Agriculture : moins de bétail et moins de labours

L’agriculture française consomme relativement peu d’énergie en 2020 mais produit une grande quantité de gaz à effet de serre. Premier changement majeur trente ans plus tard : tous les efforts auront été menés pour éradiquer le gaspillage alimentaire, qui représente aujourd’hui 20 % à 40 % des denrées mises sur le marché. 

Dans les assiettes, la quantité de viande sera divisée par deux – l’élevage est en effet responsable d’environ 5 % des émissions de gaz à effet de serre du pays. Le cheptel qui subsistera sera élevé en plein air plutôt qu’en élevage intensif. « Cela permet d’une part d’améliorer les conditions d’élevage – supprimer les cages pour les porcs et les poules, multiplier par deux l’élevage en prairie –, et, d’autre part, de réduire les émissions de méthane, issues essentiellement de la digestion des ruminants. » Puisque vaches et bœufs se nourriront à nouveau d’herbe, la France n’importera plus de soja sud-américain pour alimenter le bétail.

Les pratiques culturales vont elles aussi évoluer : de nombreuses fermes basculeront en bio ou en agroécologie, encouragées par le fait que les agriculteurs seront désormais rémunérés pour les « services environnementaux rendus ». L’utilisation d’engrais et de pesticides de synthèse, dont la fabrication exige de grandes quantités d’énergie, chutera de respectivement 51 % et 73 %. De son côté, le sol, cet immense réservoir naturel de carbone, sera de moins en moins labouré afin d’éviter le rejet de CO2 dans l’atmosphère.

==============================

__Votre tâche__:
Reproduisez sans modification le passage de l'extrait consacré à l'agriculture, de « Les pratiques culturales » à « CO2 dans l’atmosphère. ».

__Données fournies__:

==============================

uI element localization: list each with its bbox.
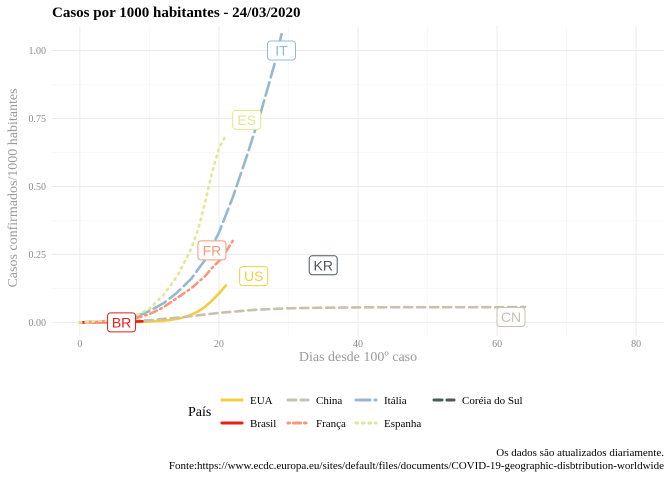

==============================

__Solution proposée__:
Les pratiques culturales vont elles aussi évoluer : de nombreuses fermes basculeront en bio ou en agroécologie, encouragées par le fait que les agriculteurs seront désormais rémunérés pour les « services environnementaux rendus ». L’utilisation d’engrais et de pesticides de synthèse, dont la fabrication exige de grandes quantités d’énergie, chutera de respectivement 51 % et 73 %. De son côté, le sol, cet immense réservoir naturel de carbone, sera de moins en moins labouré afin d’éviter le rejet de CO2 dans l’atmosphère.